● Work required:
Copy out the data below verbatim.

- - - -

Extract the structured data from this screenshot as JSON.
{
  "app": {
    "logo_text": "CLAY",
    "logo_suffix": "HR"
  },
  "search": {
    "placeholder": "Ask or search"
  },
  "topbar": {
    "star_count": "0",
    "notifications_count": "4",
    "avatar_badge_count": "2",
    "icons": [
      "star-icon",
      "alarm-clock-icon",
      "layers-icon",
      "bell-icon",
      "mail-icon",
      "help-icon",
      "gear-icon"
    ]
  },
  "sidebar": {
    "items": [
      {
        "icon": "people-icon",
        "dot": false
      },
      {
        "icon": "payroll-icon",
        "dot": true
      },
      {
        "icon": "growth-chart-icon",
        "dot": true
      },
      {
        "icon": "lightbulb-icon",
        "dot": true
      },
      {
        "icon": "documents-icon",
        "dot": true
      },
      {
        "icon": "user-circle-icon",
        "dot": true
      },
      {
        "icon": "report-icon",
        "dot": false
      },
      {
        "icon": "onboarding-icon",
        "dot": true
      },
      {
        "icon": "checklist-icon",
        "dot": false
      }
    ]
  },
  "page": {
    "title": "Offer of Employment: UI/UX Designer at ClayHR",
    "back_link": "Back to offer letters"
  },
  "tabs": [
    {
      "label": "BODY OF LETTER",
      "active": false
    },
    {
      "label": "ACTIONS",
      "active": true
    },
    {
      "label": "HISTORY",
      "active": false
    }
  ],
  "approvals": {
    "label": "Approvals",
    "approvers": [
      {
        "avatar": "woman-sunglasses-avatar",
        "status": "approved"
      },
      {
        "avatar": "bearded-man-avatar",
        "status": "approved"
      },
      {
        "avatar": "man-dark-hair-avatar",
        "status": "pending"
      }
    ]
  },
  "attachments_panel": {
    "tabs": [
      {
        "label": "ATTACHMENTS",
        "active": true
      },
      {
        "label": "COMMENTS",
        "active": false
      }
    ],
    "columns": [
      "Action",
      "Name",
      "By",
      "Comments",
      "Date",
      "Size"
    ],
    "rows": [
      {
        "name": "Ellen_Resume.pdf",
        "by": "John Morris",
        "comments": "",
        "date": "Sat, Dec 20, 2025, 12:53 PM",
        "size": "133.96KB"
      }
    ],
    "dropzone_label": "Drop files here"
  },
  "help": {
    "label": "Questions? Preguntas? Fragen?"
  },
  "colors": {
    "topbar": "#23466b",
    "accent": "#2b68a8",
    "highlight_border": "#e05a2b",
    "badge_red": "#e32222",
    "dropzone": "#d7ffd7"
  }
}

- - - -

● Solution to this task:
Extract the structured data from this screenshot as JSON.
{
  "app": {
    "logo_text": "CLAY",
    "logo_suffix": "HR"
  },
  "search": {
    "placeholder": "Ask or search"
  },
  "topbar": {
    "star_count": "0",
    "notifications_count": "4",
    "avatar_badge_count": "2",
    "icons": [
      "star-icon",
      "alarm-clock-icon",
      "layers-icon",
      "bell-icon",
      "mail-icon",
      "help-icon",
      "gear-icon"
    ]
  },
  "sidebar": {
    "items": [
      {
        "icon": "people-icon",
        "dot": false
      },
      {
        "icon": "payroll-icon",
        "dot": true
      },
      {
        "icon": "growth-chart-icon",
        "dot": true
      },
      {
        "icon": "lightbulb-icon",
        "dot": true
      },
      {
        "icon": "documents-icon",
        "dot": true
      },
      {
        "icon": "user-circle-icon",
        "dot": true
      },
      {
        "icon": "report-icon",
        "dot": false
      },
      {
        "icon": "onboarding-icon",
        "dot": true
      },
      {
        "icon": "checklist-icon",
        "dot": false
      }
    ]
  },
  "page": {
    "title": "Offer of Employment: UI/UX Designer at ClayHR",
    "back_link": "Back to offer letters"
  },
  "tabs": [
    {
      "label": "BODY OF LETTER",
      "active": false
    },
    {
      "label": "ACTIONS",
      "active": true
    },
    {
      "label": "HISTORY",
      "active": false
    }
  ],
  "approvals": {
    "label": "Approvals",
    "approvers": [
      {
        "avatar": "woman-sunglasses-avatar",
        "status": "approved"
      },
      {
        "avatar": "bearded-man-avatar",
        "status": "approved"
      },
      {
        "avatar": "man-dark-hair-avatar",
        "status": "pending"
      }
    ]
  },
  "attachments_panel": {
    "tabs": [
      {
        "label": "ATTACHMENTS",
        "active": true
      },
      {
        "label": "COMMENTS",
        "active": false
      }
    ],
    "columns": [
      "Action",
      "Name",
      "By",
      "Comments",
      "Date",
      "Size"
    ],
    "rows": [
      {
        "name": "Ellen_Resume.pdf",
        "by": "John Morris",
        "comments": "",
        "date": "Sat, Dec 20, 2025, 12:53 PM",
        "size": "133.96KB"
      }
    ],
    "dropzone_label": "Drop files here"
  },
  "help": {
    "label": "Questions? Preguntas? Fragen?"
  },
  "colors": {
    "topbar": "#23466b",
    "accent": "#2b68a8",
    "highlight_border": "#e05a2b",
    "badge_red": "#e32222",
    "dropzone": "#d7ffd7"
  }
}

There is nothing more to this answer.